Gather every line in the records below that contains the word "brand".

[START OF ENTRIES SHOWN]

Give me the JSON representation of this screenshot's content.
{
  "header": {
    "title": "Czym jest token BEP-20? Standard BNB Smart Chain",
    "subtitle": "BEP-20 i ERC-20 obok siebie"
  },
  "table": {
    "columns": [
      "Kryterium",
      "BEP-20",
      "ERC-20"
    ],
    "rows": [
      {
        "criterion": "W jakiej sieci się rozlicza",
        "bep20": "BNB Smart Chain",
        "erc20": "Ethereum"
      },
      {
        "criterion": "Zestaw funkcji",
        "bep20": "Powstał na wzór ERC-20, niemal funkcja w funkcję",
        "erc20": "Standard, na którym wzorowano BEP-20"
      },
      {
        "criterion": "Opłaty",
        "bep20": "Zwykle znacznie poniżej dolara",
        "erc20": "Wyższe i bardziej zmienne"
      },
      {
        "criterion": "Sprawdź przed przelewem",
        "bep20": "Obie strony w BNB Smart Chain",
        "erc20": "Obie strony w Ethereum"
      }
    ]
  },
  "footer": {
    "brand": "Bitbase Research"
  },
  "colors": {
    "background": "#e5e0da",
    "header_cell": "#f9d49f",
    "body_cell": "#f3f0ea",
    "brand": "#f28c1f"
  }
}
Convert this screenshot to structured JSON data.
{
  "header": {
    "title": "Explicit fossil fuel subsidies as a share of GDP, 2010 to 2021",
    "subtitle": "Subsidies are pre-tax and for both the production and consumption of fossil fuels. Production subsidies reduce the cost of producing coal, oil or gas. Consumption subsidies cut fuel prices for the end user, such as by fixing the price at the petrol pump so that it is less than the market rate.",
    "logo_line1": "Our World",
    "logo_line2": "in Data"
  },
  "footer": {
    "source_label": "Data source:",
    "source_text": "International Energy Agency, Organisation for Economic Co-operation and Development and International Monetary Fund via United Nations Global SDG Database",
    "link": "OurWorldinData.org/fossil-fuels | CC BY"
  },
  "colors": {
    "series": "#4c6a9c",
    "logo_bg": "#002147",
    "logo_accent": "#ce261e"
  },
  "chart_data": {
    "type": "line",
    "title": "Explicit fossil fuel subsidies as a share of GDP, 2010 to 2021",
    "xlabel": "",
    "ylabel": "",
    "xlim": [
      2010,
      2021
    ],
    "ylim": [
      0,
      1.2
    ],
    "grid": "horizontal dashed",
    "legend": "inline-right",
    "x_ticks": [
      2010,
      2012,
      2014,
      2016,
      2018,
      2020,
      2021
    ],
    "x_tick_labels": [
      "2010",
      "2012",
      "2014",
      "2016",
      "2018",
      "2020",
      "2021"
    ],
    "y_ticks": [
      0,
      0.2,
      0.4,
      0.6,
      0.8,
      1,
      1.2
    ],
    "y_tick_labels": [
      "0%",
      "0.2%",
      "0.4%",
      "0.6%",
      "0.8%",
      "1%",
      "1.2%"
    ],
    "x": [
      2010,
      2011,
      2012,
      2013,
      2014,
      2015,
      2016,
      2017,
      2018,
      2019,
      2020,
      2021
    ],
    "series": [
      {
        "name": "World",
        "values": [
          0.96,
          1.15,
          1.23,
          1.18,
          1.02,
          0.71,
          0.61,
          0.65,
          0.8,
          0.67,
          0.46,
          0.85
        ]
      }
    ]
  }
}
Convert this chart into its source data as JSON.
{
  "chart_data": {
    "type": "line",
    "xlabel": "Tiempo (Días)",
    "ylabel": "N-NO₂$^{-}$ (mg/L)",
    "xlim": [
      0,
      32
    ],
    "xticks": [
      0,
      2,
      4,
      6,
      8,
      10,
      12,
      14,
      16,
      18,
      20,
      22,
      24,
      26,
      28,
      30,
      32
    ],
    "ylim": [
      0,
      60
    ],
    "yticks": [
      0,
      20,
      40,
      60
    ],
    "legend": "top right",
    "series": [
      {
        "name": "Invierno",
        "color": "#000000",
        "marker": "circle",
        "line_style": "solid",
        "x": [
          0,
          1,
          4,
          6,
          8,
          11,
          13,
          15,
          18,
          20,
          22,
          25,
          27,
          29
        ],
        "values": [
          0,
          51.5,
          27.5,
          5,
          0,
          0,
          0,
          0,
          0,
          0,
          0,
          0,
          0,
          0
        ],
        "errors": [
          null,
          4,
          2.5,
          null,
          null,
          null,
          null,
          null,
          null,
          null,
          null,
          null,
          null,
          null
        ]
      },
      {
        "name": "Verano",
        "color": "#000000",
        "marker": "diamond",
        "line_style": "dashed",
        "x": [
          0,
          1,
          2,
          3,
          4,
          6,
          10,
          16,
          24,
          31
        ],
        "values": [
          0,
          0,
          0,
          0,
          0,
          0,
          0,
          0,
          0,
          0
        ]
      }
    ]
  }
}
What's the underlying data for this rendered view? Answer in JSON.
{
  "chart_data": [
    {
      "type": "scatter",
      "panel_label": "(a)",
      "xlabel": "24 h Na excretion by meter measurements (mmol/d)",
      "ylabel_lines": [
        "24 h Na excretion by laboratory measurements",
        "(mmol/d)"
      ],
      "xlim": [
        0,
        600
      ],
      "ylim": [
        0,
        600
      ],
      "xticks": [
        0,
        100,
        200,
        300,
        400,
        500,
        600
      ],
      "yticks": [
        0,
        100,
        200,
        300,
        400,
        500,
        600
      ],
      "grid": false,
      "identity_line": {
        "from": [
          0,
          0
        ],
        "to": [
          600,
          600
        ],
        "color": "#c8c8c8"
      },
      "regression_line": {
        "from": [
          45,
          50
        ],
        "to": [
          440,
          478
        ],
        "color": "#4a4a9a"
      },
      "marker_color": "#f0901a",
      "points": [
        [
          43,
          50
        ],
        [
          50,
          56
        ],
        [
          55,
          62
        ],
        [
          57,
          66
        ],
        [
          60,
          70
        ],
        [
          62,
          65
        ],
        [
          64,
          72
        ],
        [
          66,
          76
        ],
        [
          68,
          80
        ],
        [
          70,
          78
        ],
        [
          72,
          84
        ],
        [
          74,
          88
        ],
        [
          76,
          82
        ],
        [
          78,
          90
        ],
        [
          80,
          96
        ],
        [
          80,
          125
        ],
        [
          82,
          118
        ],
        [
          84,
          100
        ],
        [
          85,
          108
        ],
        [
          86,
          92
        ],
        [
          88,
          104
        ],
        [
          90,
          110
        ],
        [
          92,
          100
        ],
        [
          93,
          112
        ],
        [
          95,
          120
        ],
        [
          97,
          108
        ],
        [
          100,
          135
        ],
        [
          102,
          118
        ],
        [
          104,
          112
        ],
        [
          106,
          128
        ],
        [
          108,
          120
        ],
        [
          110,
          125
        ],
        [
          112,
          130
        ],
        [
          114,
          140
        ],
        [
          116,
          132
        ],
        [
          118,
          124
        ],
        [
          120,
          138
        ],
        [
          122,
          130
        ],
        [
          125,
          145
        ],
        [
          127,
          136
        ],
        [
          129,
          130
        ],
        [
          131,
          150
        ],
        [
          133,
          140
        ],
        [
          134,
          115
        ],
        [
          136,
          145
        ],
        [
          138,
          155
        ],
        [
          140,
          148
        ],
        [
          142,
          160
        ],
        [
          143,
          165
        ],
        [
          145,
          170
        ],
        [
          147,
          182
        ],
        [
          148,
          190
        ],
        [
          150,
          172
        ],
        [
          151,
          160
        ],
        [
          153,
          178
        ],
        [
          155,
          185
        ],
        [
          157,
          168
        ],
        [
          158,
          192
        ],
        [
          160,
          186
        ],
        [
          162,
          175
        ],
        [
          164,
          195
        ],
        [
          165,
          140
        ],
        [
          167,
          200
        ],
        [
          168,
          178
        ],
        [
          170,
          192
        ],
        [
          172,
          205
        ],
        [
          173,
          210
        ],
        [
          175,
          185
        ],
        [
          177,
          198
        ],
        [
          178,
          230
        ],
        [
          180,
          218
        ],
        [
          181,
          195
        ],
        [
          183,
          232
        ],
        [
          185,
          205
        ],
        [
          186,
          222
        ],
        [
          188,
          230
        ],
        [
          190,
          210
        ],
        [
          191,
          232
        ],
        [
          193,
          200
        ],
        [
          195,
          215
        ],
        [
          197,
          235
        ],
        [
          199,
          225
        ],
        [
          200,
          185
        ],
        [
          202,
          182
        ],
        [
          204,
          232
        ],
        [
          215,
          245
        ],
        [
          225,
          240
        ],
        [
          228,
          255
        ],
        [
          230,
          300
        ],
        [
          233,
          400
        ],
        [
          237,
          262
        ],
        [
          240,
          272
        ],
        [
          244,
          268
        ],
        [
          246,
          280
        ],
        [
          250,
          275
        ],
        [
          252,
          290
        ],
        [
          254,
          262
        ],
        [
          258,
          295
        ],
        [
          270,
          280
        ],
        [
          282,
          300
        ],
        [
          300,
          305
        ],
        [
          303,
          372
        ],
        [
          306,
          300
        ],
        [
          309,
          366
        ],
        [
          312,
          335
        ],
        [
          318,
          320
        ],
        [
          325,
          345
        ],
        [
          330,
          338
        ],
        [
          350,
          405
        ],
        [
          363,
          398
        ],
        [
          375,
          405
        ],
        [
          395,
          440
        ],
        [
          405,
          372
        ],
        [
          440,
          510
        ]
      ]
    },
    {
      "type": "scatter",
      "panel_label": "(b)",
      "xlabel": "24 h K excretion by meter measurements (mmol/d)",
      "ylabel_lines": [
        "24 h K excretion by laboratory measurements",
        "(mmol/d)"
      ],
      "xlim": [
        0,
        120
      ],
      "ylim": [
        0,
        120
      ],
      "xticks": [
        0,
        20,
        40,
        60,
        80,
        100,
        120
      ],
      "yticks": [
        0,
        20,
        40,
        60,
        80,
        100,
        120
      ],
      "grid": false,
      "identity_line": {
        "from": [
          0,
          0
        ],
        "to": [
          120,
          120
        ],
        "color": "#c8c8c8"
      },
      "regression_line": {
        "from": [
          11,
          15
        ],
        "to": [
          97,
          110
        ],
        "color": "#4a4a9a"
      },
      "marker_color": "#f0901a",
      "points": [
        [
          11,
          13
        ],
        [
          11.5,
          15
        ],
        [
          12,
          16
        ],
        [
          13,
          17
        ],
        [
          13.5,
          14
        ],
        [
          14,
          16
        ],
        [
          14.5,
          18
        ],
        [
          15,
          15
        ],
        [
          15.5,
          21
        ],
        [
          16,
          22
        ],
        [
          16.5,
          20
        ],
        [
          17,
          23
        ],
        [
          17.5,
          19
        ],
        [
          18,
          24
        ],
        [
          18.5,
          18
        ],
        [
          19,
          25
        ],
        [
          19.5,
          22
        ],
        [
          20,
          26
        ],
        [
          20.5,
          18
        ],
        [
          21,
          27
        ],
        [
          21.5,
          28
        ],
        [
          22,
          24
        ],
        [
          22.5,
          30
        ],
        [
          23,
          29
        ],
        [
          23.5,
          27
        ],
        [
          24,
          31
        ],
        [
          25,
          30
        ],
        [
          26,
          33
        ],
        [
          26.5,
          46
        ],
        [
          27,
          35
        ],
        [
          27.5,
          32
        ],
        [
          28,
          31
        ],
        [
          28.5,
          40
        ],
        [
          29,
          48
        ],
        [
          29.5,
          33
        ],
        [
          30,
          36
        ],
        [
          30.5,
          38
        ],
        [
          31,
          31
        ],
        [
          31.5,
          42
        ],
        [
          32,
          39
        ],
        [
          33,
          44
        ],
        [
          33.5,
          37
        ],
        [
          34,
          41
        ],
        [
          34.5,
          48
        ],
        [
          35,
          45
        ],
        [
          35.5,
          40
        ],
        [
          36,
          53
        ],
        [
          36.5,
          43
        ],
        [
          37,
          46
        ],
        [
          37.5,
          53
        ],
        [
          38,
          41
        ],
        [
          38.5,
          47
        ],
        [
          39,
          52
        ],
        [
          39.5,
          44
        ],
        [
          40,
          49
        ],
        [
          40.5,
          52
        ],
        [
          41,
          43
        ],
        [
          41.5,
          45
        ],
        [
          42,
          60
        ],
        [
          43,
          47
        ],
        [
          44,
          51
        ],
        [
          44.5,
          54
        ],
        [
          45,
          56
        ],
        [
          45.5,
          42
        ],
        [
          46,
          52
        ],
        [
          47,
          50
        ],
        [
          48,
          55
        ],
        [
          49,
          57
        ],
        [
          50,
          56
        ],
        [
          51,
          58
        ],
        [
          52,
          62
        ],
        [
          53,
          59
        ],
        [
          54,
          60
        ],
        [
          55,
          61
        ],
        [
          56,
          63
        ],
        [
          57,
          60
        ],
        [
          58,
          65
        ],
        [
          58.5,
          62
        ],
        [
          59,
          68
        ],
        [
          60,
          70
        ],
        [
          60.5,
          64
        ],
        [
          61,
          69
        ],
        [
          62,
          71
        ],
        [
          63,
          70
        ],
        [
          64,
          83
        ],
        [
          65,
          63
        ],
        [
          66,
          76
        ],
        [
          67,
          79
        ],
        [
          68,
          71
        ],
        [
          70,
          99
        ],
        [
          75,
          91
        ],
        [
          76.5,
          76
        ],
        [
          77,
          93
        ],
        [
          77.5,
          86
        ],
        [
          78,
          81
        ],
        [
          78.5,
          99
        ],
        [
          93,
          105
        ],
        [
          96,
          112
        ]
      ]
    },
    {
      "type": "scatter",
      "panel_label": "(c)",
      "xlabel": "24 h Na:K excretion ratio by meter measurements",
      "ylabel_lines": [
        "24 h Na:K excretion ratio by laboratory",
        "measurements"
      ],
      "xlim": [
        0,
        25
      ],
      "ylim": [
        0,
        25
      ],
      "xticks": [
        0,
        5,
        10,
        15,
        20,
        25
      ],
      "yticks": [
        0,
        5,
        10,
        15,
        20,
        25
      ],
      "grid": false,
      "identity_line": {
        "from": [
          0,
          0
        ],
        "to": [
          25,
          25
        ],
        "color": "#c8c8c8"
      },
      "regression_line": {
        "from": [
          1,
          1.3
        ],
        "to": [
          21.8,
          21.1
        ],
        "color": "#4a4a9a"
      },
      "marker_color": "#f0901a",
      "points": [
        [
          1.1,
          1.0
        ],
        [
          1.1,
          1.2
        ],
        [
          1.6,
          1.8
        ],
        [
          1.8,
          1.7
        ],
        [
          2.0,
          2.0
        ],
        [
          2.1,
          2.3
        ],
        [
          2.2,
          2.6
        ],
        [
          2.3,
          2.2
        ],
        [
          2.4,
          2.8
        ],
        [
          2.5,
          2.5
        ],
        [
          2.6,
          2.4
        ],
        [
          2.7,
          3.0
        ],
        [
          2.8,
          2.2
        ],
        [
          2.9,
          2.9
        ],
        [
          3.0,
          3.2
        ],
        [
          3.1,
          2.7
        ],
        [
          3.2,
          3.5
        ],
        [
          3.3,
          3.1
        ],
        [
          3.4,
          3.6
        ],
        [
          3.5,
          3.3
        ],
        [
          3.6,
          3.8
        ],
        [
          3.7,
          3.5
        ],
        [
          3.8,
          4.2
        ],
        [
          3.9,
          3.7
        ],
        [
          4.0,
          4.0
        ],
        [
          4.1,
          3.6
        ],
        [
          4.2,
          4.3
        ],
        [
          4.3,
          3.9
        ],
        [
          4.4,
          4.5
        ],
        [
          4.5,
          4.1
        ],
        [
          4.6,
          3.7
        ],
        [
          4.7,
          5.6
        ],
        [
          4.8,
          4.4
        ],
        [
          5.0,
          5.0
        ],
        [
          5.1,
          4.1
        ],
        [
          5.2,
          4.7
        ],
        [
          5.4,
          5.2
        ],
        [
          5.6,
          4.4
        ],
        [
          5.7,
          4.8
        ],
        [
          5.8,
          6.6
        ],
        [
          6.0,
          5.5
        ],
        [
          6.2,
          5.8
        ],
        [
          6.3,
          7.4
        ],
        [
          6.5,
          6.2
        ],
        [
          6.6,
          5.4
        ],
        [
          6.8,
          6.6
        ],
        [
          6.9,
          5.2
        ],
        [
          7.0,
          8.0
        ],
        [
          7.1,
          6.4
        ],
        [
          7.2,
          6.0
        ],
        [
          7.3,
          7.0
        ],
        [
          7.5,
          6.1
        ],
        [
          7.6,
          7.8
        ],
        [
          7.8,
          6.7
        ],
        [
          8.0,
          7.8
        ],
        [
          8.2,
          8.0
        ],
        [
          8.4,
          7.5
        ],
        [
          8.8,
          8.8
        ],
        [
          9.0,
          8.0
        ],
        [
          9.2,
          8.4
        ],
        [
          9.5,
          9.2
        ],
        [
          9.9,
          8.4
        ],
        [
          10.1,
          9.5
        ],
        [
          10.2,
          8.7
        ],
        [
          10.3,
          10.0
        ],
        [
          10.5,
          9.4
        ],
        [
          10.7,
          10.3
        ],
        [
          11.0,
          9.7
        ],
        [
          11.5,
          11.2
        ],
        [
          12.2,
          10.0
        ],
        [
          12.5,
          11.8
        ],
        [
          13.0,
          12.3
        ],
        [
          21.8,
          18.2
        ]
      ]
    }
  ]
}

[END OF ENTRIES SHOWN]

**WRITTEN ANSWER:**
    "brand": "Bitbase Research"
    "brand": "#f28c1f"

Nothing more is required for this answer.